[START OF Items]

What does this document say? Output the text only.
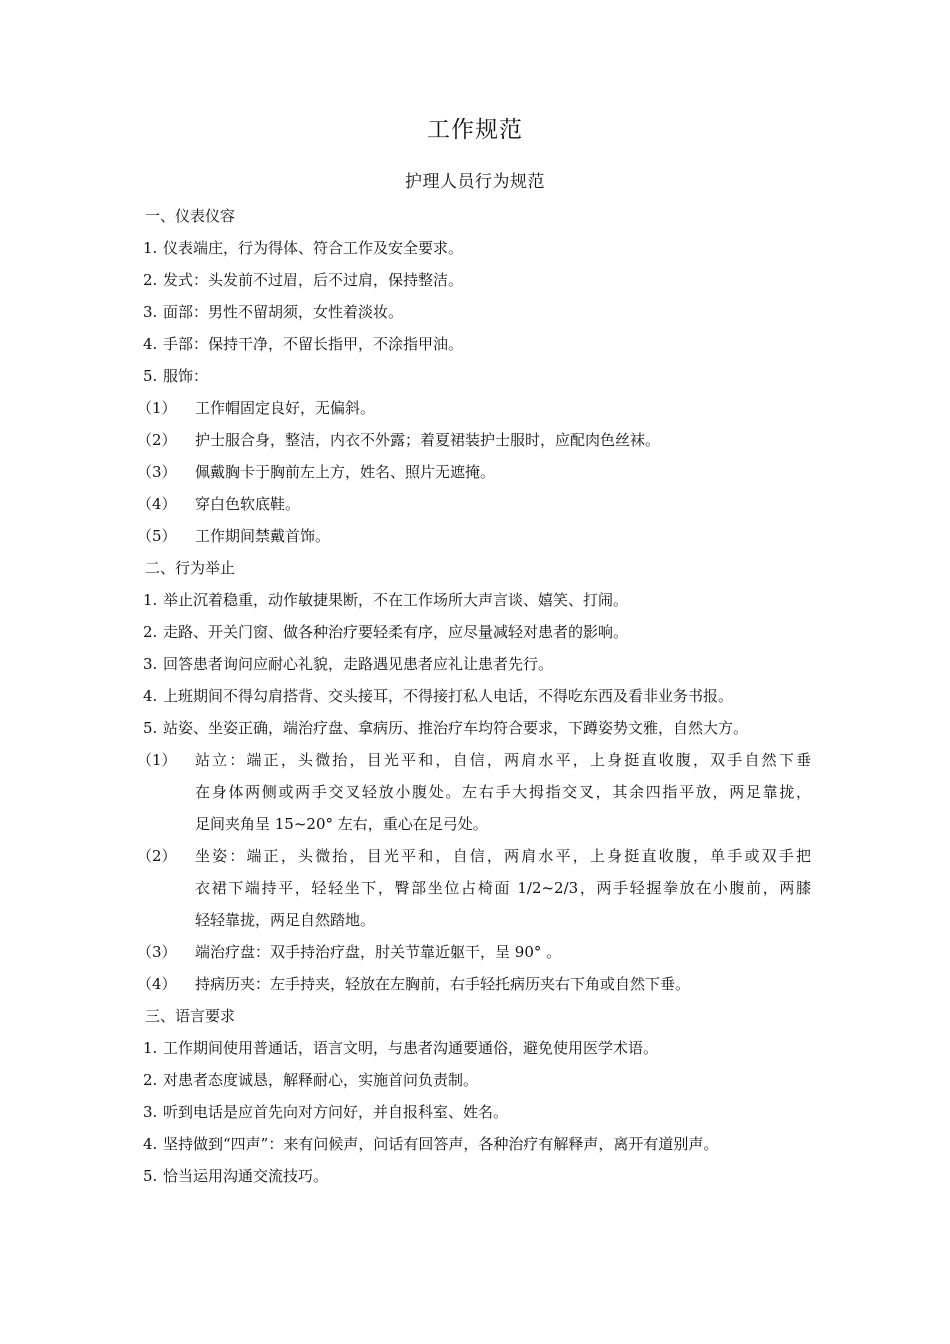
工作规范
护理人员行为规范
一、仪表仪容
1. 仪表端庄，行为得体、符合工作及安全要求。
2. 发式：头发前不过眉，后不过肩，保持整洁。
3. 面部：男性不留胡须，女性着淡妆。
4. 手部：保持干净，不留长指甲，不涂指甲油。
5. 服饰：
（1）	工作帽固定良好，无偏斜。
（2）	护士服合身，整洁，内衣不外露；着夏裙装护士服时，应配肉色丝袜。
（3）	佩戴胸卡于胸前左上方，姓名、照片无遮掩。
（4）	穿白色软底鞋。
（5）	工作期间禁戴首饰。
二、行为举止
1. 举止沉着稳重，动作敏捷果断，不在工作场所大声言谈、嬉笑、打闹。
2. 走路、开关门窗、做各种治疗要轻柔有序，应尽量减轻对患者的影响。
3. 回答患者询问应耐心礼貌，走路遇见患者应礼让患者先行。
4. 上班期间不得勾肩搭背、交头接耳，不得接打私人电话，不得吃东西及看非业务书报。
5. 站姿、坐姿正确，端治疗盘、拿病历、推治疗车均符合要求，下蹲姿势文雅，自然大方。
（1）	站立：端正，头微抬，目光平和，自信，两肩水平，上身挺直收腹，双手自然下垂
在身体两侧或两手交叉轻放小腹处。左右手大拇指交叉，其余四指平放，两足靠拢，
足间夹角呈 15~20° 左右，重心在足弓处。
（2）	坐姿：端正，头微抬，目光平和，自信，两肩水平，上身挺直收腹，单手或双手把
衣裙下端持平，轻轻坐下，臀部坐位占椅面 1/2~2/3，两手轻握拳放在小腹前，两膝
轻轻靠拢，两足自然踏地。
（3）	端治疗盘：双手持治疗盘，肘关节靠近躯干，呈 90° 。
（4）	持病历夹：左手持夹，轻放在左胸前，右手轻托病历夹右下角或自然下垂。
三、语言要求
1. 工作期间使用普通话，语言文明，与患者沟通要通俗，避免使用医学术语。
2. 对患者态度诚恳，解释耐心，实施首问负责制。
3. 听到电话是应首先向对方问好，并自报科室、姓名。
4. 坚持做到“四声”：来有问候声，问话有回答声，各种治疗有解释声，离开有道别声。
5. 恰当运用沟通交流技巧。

[END OF Items]

Task to carry out — Every line should be retyped exactly, with the pictures omitted.

Solution to this problem —
What does this document say? Output the text only.
工作规范
护理人员行为规范
一、仪表仪容
1. 仪表端庄，行为得体、符合工作及安全要求。
2. 发式：头发前不过眉，后不过肩，保持整洁。
3. 面部：男性不留胡须，女性着淡妆。
4. 手部：保持干净，不留长指甲，不涂指甲油。
5. 服饰：
（1）	工作帽固定良好，无偏斜。
（2）	护士服合身，整洁，内衣不外露；着夏裙装护士服时，应配肉色丝袜。
（3）	佩戴胸卡于胸前左上方，姓名、照片无遮掩。
（4）	穿白色软底鞋。
（5）	工作期间禁戴首饰。
二、行为举止
1. 举止沉着稳重，动作敏捷果断，不在工作场所大声言谈、嬉笑、打闹。
2. 走路、开关门窗、做各种治疗要轻柔有序，应尽量减轻对患者的影响。
3. 回答患者询问应耐心礼貌，走路遇见患者应礼让患者先行。
4. 上班期间不得勾肩搭背、交头接耳，不得接打私人电话，不得吃东西及看非业务书报。
5. 站姿、坐姿正确，端治疗盘、拿病历、推治疗车均符合要求，下蹲姿势文雅，自然大方。
（1）	站立：端正，头微抬，目光平和，自信，两肩水平，上身挺直收腹，双手自然下垂
在身体两侧或两手交叉轻放小腹处。左右手大拇指交叉，其余四指平放，两足靠拢，
足间夹角呈 15~20° 左右，重心在足弓处。
（2）	坐姿：端正，头微抬，目光平和，自信，两肩水平，上身挺直收腹，单手或双手把
衣裙下端持平，轻轻坐下，臀部坐位占椅面 1/2~2/3，两手轻握拳放在小腹前，两膝
轻轻靠拢，两足自然踏地。
（3）	端治疗盘：双手持治疗盘，肘关节靠近躯干，呈 90° 。
（4）	持病历夹：左手持夹，轻放在左胸前，右手轻托病历夹右下角或自然下垂。
三、语言要求
1. 工作期间使用普通话，语言文明，与患者沟通要通俗，避免使用医学术语。
2. 对患者态度诚恳，解释耐心，实施首问负责制。
3. 听到电话是应首先向对方问好，并自报科室、姓名。
4. 坚持做到“四声”：来有问候声，问话有回答声，各种治疗有解释声，离开有道别声。
5. 恰当运用沟通交流技巧。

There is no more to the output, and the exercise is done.